_Extract to read:_
___

Will Google’s RT-2 tool put us on the road to R2-D2?
That’s what the tech giant is hoping. The company on Friday (July 28) debuted its Robotics Transformer 2, or RT-2, which it called a first-of-its-kind vision-language-action (VLA) model designed to bring the world close to “helpful” robots.
“For decades, when people have imagined the distant future, they’ve almost always included a starring role for robots,” Vincent Vanhoucke, head of robotics for Google’s Deep Mind, wrote on the company’s blog.
“Robots have been cast as dependable, helpful and even charming. Yet across those same decades, the technology has remained elusive, stuck in the imagined realm of science fiction.”
RT-2 can help make that fiction a reality, the company said. Trained on text and images from the web, the tool can directly output robotic actions, transferring knowledge from web data to inform robot behavior, similar to the way language models are trained on text from the web to learn general ideas and concepts.
“In other words, RT-2 can speak robot,” Vanhoucke wrote.
Unlike chatbots, he added, robots need to be grounded in the real world. It can’t just learn about apples; it needs to be able to understand what one looks like, distinguish it from things that look like apples and know how to pick one up. This has long required extensive training.

___

_Data under study:_
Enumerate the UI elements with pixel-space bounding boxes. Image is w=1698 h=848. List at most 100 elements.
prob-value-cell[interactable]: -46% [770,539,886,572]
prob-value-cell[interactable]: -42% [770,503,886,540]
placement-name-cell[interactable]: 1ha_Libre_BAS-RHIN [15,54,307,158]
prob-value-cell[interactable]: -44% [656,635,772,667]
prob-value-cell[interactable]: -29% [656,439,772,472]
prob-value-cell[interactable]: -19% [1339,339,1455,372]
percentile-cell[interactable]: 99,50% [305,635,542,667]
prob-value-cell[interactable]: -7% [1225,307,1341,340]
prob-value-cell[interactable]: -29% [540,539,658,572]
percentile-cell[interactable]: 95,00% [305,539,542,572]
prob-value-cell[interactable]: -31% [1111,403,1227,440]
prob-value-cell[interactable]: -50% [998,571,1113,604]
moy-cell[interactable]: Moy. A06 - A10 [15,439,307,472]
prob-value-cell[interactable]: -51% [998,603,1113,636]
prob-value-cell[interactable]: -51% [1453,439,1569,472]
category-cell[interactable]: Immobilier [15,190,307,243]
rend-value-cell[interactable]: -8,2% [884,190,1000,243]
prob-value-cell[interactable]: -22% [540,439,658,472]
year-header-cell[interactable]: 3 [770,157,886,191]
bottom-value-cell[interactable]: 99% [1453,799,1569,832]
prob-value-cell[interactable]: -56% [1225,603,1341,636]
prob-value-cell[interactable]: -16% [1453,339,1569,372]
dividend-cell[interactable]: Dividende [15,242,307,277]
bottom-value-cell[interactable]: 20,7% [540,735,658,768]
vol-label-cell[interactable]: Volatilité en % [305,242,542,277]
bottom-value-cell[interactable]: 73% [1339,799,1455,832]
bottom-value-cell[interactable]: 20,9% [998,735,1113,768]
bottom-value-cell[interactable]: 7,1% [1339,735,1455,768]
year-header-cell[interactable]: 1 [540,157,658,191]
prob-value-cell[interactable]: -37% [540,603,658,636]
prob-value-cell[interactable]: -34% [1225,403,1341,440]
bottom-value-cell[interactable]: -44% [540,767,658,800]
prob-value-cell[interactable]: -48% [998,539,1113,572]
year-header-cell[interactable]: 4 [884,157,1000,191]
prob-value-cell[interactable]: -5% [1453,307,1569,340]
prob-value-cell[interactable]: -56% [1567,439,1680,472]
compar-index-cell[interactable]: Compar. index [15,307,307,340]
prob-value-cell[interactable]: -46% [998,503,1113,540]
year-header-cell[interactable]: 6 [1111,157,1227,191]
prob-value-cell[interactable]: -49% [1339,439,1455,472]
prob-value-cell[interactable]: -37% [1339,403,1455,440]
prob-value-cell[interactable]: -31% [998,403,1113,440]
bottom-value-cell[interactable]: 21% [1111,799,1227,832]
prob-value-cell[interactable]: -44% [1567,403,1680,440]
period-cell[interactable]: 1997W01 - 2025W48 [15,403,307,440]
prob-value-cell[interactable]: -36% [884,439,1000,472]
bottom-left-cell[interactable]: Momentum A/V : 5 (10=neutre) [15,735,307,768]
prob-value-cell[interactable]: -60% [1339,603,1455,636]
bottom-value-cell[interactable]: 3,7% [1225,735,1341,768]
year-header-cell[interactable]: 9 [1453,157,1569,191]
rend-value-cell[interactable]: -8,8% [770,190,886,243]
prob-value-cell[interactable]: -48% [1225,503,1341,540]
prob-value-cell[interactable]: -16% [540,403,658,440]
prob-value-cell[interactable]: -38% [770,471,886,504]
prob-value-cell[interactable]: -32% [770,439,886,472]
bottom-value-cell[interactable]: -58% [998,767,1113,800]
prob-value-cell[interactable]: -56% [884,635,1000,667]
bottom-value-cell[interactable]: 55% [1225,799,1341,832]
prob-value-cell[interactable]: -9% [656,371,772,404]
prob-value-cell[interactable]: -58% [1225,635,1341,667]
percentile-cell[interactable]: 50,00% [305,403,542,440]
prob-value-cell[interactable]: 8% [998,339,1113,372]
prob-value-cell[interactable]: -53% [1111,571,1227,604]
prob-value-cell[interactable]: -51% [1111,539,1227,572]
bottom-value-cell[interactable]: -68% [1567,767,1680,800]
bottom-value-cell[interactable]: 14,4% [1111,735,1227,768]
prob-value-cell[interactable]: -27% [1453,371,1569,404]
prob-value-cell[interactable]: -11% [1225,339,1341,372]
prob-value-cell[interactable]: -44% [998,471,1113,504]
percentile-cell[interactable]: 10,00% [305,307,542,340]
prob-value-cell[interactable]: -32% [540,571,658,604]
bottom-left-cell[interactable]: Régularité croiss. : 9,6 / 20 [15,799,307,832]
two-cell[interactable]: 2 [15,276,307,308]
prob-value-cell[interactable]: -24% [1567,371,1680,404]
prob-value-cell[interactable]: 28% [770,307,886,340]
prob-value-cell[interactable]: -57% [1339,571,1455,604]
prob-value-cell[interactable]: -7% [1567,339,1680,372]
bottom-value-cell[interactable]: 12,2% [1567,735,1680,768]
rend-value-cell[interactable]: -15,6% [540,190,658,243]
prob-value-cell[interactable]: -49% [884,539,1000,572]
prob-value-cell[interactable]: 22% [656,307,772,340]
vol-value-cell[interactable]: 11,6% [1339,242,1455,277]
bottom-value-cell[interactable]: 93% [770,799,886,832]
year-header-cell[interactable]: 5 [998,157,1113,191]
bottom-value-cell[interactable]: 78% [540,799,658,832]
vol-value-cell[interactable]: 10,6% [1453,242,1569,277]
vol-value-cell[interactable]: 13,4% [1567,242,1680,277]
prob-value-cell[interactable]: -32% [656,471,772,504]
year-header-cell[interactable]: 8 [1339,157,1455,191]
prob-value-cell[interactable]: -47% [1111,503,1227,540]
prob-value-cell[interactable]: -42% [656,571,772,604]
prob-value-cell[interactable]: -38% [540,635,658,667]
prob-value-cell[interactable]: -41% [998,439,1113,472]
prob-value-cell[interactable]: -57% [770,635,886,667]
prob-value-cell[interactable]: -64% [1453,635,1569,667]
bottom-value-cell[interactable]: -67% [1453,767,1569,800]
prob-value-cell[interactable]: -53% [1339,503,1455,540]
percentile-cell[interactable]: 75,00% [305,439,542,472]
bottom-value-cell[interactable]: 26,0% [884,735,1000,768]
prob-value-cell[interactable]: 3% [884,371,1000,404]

___

_What to work on:_
Decide whether each statement agrees with the article on Google's RT-2: (a) The company debuted RT-2 on a Friday. (b) Vincent Vanhoucke published his remarks on the company's blog. (c) RT-2 was trained only on text from the web. For each, answer yes or no and quote the deciding words from the article. The data plays no part in this work and can be set aside.

_Final answer:_
(a) Yes: "The company on Friday (July 28) debuted its Robotics Transformer 2"
(b) Yes: "wrote on the company’s blog"
(c) No: "Trained on text and images from the web"